- _Excerpt_:
-- -- --

THE GOOD, THE BAD, AND THE UGLY
People who consider themselves Christians, may find themselves in one of three different places, where it comes to their perspective on the subject of good works or living a life of holiness. I want to talk to you this morning about those three conditions and I have given a name to each of them. As you may have noticed, the title of this mornings sermon is the good, the bad and the ugly. But I’m actually going to deal with them in the reverse order. The ugly, the bad and the good. The ugly represents a place we definitely do not want to be, because according to the scriptures, this is not even a place of true Christianity. The bad is a place where we can be as Christians, but yet it’s not a healthy place to be. The good, of course, is exactly where we want to be and exactly where we need to be, if we want to grow and have the joy of our salvation.
THE UGLY - Giving lip service to God. - No conversion of the heart.
If we find ourselves in the ugly place, it is generally due to one of two different causes. The first one being that we have responded to the gospel only with our heads, but never allowed it to reach our hearts. Therefore, our hearts are not really broken over our sinfulness and we are unable to really appreciate the great debt that was paid for us, by Christ’s death on the cross. We see the need for this represented in 2 Cor. 7:10a which says,
“Godly sorrow brings repentance which leads to salvation and leaves no regret.”

-- -- --

- _What to work on_:
[1] Condense the sermon's paragraph that begins "People who consider themselves Christians" into a bulleted list that keeps its main points.
[2] Which scripture reference does the sermon cite for the statement that godly sorrow brings repentance?
The records that come next aren't required for this work.

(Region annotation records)

-- -- --

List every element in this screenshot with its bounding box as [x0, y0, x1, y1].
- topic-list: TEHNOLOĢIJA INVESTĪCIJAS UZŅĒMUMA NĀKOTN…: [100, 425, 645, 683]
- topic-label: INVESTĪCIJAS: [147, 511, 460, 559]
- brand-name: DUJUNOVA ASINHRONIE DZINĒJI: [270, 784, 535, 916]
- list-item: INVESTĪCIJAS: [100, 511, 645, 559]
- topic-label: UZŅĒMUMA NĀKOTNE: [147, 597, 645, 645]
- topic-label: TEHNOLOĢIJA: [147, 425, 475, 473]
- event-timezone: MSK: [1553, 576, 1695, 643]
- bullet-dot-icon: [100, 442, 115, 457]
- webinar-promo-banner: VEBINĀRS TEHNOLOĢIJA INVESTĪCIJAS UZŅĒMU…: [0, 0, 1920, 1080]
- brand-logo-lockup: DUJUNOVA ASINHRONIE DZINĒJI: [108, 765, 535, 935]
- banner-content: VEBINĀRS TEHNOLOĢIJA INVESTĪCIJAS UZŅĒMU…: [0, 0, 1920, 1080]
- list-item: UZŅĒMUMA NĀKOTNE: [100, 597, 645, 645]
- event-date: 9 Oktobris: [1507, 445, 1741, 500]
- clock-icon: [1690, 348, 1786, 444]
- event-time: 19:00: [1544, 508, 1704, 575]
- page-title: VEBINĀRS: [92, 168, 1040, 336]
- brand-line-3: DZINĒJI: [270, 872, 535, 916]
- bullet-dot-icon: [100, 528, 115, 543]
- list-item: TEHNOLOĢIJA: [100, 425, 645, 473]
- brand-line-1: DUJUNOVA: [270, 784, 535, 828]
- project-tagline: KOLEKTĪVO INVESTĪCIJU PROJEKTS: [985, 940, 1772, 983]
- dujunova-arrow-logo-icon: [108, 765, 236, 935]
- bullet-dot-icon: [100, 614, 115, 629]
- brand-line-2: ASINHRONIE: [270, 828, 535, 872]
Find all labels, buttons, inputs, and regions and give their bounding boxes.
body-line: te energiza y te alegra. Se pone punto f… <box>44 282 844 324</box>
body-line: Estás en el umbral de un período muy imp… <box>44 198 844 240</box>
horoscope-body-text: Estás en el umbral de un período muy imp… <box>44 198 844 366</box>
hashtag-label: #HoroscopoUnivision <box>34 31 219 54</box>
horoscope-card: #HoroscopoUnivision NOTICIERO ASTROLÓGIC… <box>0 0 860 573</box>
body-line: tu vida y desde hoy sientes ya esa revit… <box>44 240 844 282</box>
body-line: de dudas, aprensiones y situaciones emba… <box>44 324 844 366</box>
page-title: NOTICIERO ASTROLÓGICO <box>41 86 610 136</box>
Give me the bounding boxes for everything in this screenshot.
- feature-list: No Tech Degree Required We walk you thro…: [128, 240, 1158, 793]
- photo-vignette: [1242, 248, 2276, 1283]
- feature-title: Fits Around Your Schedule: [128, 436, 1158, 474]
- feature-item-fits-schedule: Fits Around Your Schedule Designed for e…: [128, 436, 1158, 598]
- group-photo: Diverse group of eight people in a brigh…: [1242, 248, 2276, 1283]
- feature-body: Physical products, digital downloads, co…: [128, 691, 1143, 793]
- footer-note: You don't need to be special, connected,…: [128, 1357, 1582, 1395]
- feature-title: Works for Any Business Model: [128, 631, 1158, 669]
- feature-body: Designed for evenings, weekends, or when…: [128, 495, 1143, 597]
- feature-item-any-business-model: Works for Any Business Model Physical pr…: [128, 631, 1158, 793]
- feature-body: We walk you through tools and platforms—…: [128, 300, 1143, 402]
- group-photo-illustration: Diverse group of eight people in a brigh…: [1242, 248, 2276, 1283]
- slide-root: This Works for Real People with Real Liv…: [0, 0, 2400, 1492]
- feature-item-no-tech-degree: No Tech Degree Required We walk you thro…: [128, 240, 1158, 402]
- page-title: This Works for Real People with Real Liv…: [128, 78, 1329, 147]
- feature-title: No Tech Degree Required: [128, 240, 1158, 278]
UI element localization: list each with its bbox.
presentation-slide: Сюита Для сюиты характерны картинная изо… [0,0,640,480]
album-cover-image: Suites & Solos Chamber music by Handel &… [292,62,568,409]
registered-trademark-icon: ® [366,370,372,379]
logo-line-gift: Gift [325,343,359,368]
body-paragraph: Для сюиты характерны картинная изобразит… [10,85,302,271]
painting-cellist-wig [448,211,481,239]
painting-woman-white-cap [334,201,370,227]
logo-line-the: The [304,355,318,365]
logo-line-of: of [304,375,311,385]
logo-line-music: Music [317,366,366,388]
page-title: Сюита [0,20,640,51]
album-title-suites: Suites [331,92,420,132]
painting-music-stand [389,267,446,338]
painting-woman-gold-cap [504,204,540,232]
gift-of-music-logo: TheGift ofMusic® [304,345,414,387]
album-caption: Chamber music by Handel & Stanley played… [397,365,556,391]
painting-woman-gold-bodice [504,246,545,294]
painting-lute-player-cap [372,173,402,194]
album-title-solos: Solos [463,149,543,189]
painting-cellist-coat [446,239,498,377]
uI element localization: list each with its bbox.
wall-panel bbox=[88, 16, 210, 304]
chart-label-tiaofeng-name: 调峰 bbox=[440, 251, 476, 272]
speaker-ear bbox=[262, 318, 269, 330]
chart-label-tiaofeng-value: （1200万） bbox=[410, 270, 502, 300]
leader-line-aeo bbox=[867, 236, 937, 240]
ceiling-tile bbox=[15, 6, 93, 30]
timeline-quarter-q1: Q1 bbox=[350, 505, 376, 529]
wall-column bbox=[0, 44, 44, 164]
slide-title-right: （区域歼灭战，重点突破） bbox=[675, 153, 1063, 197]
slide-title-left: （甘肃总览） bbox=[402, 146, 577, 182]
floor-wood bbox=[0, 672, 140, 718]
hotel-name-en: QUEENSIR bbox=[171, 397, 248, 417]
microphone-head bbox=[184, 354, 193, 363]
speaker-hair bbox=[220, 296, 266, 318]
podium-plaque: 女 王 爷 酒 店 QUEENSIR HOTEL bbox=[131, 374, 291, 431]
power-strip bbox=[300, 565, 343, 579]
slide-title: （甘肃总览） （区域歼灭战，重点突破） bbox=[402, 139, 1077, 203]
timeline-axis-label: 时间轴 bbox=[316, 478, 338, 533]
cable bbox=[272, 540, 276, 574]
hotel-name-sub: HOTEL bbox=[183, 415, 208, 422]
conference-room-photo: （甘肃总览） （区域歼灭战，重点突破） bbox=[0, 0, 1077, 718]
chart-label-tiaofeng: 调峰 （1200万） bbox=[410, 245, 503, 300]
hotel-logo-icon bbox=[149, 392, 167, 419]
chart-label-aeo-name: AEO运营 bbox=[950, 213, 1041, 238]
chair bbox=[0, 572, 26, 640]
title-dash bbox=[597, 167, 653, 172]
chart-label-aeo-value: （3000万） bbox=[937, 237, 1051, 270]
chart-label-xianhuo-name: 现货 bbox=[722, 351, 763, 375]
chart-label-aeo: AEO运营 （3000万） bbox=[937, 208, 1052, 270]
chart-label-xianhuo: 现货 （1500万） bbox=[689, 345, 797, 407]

-- -- --

- _List of solutions_:
[1]
- Christians may hold one of three perspectives on good works or living a life of holiness.
- The sermon, titled "the good, the bad and the ugly," takes them in reverse order: the ugly, the bad, the good.
- The ugly: a place to avoid, since according to the scriptures it is not even true Christianity.
- The bad: a place Christians can be, though not a healthy one.
- The good: exactly where we want and need to be in order to grow and have the joy of our salvation.

[2] 2 Cor. 7:10a.